Collected data entries
┌────────

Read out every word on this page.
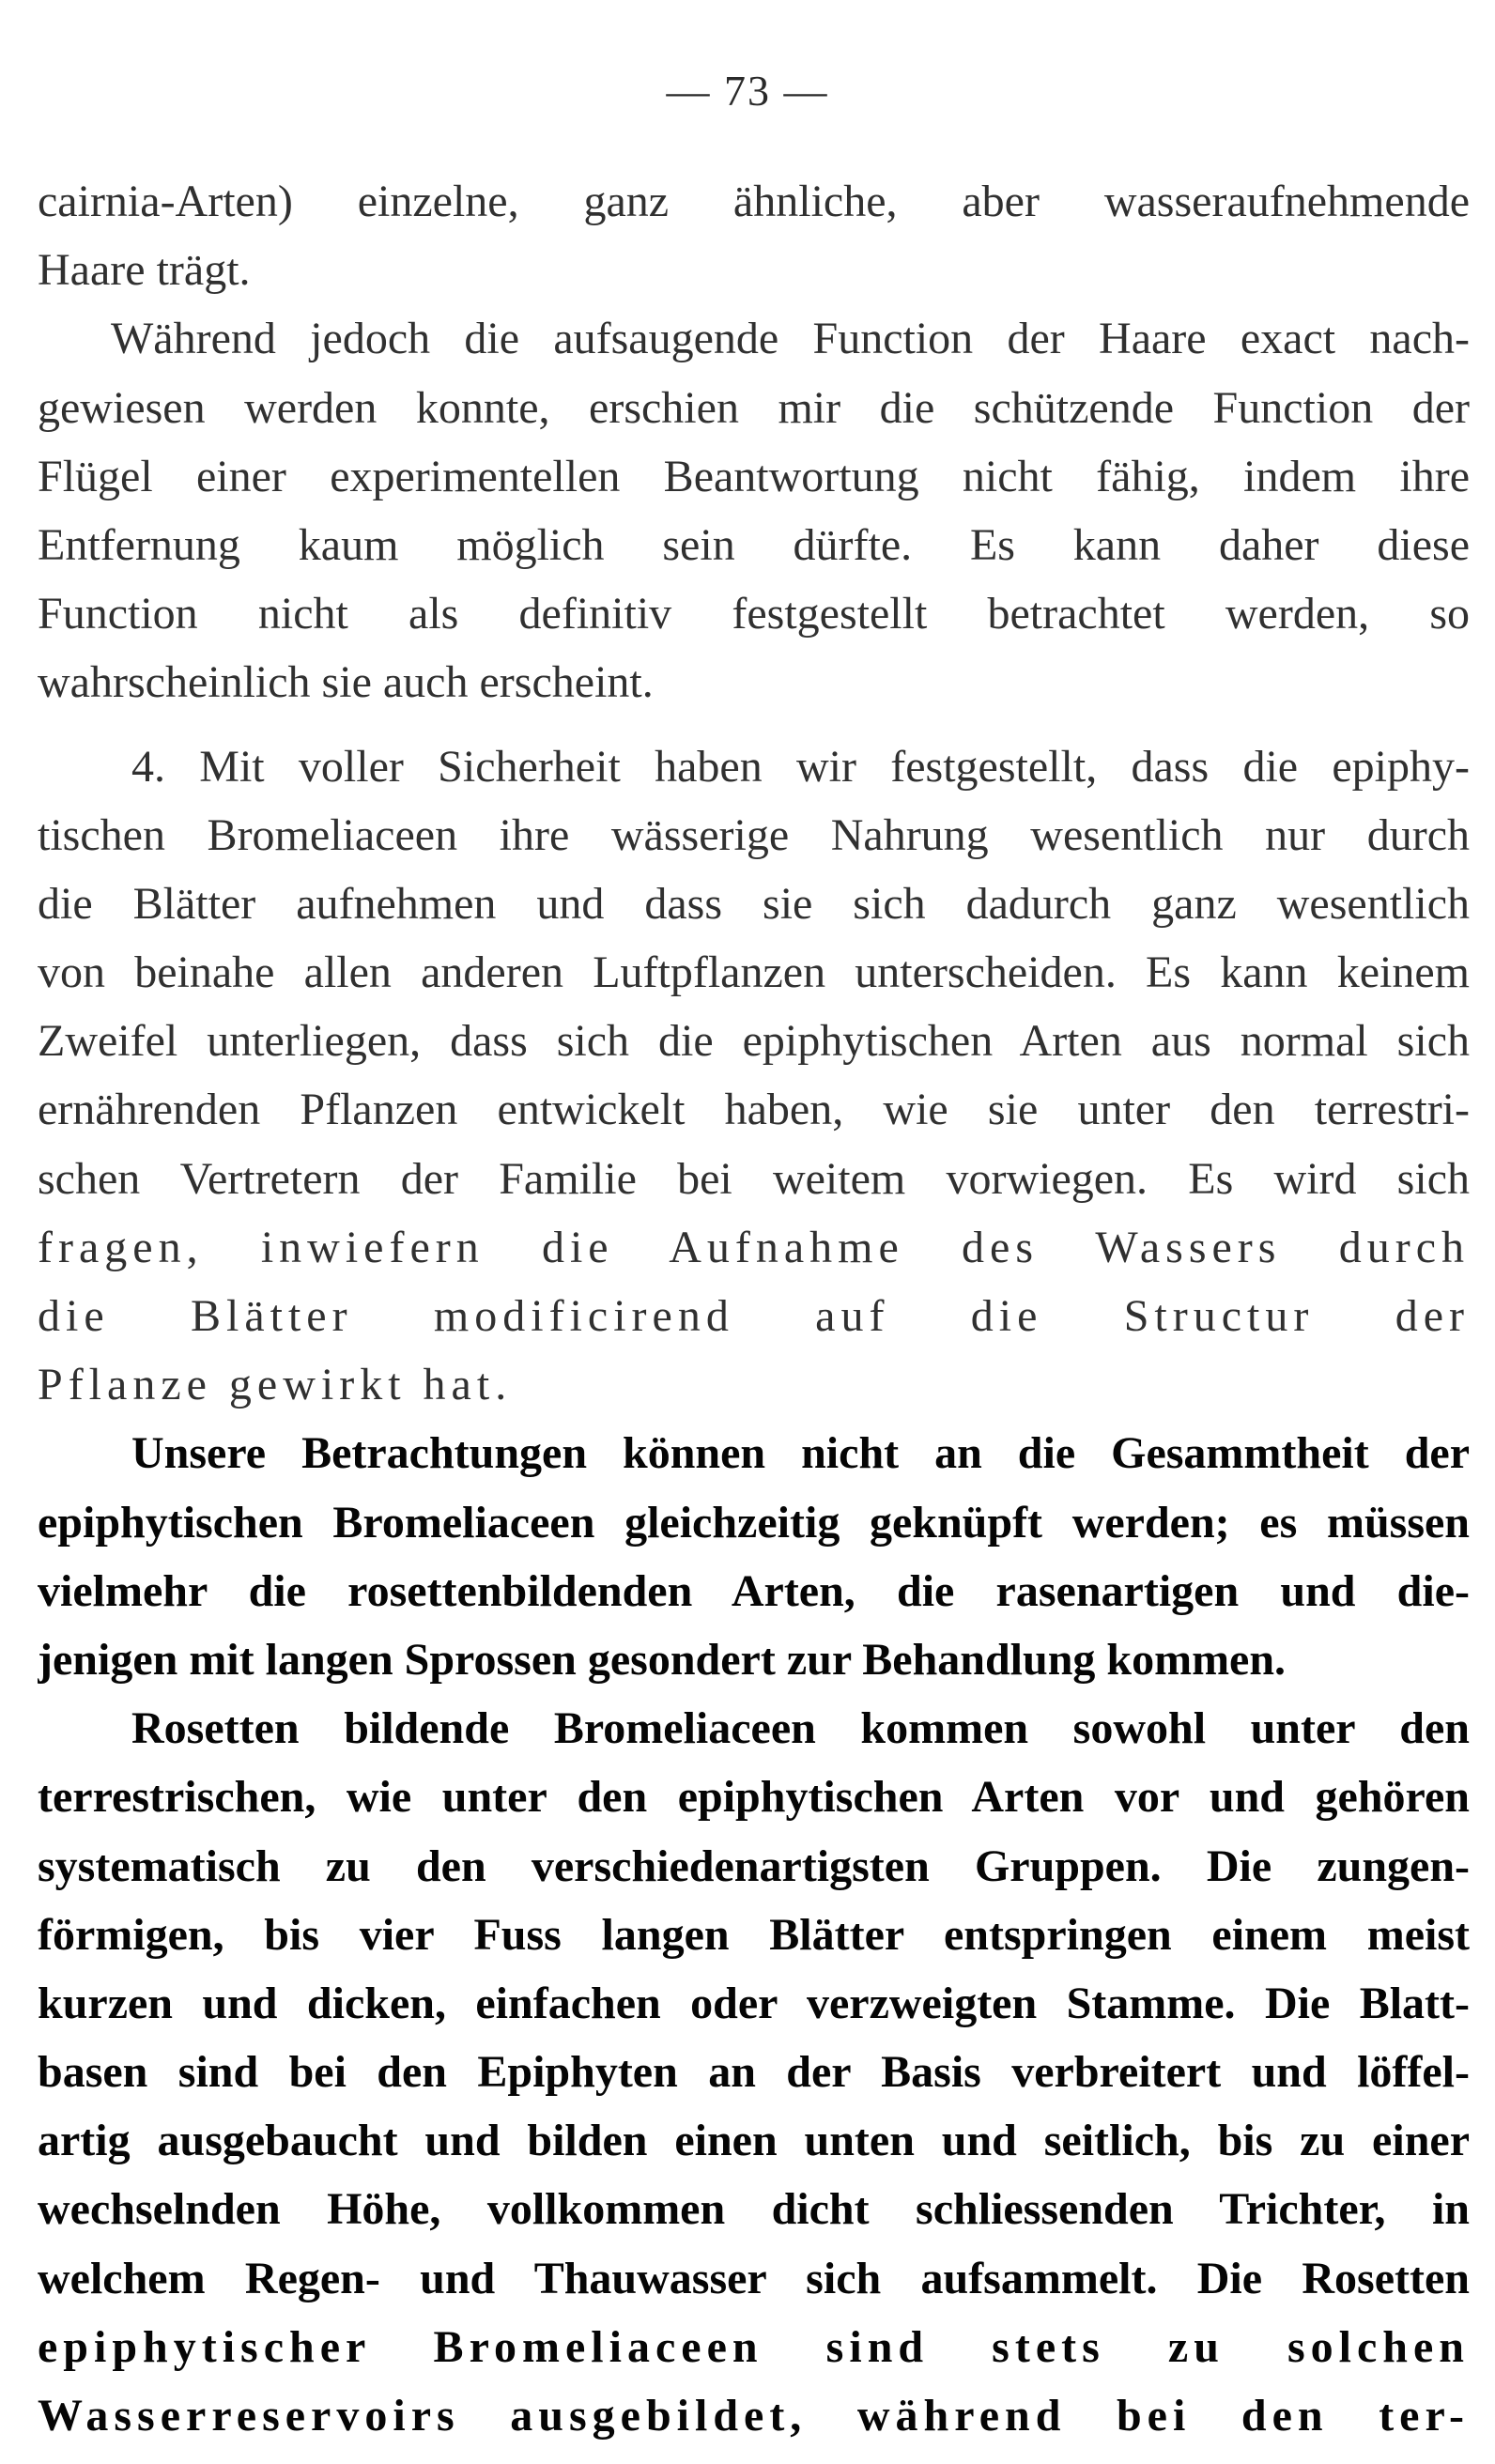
— 73 —
cairnia-Arten) einzelne, ganz ähnliche, aber wasseraufnehmende
Haare trägt.
Während jedoch die aufsaugende Function der Haare exact nach-
gewiesen werden konnte, erschien mir die schützende Function der
Flügel einer experimentellen Beantwortung nicht fähig, indem ihre
Entfernung kaum möglich sein dürfte. Es kann daher diese
Function nicht als definitiv festgestellt betrachtet werden, so
wahrscheinlich sie auch erscheint.
4. Mit voller Sicherheit haben wir festgestellt, dass die epiphy-
tischen Bromeliaceen ihre wässerige Nahrung wesentlich nur durch
die Blätter aufnehmen und dass sie sich dadurch ganz wesentlich
von beinahe allen anderen Luftpflanzen unterscheiden. Es kann keinem
Zweifel unterliegen, dass sich die epiphytischen Arten aus normal sich
ernährenden Pflanzen entwickelt haben, wie sie unter den terrestri-
schen Vertretern der Familie bei weitem vorwiegen. Es wird sich
fragen, inwiefern die Aufnahme des Wassers durch
die Blätter modificirend auf die Structur der
Pflanze gewirkt hat.
Unsere Betrachtungen können nicht an die Gesammtheit der
epiphytischen Bromeliaceen gleichzeitig geknüpft werden; es müssen
vielmehr die rosettenbildenden Arten, die rasenartigen und die-
jenigen mit langen Sprossen gesondert zur Behandlung kommen.
Rosetten bildende Bromeliaceen kommen sowohl unter den
terrestrischen, wie unter den epiphytischen Arten vor und gehören
systematisch zu den verschiedenartigsten Gruppen. Die zungen-
förmigen, bis vier Fuss langen Blätter entspringen einem meist
kurzen und dicken, einfachen oder verzweigten Stamme. Die Blatt-
basen sind bei den Epiphyten an der Basis verbreitert und löffel-
artig ausgebaucht und bilden einen unten und seitlich, bis zu einer
wechselnden Höhe, vollkommen dicht schliessenden Trichter, in
welchem Regen- und Thauwasser sich aufsammelt. Die Rosetten
epiphytischer Bromeliaceen sind stets zu solchen
Wasserreservoirs ausgebildet, während bei den ter-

└────────

**EXERCISE OBJECTIVE**
Go through the preceding material and copy each line that has the word "epiphytischen".

**REPLY**
Zweifel unterliegen, dass sich die epiphytischen Arten aus normal sich
epiphytischen Bromeliaceen gleichzeitig geknüpft werden; es müssen
terrestrischen, wie unter den epiphytischen Arten vor und gehören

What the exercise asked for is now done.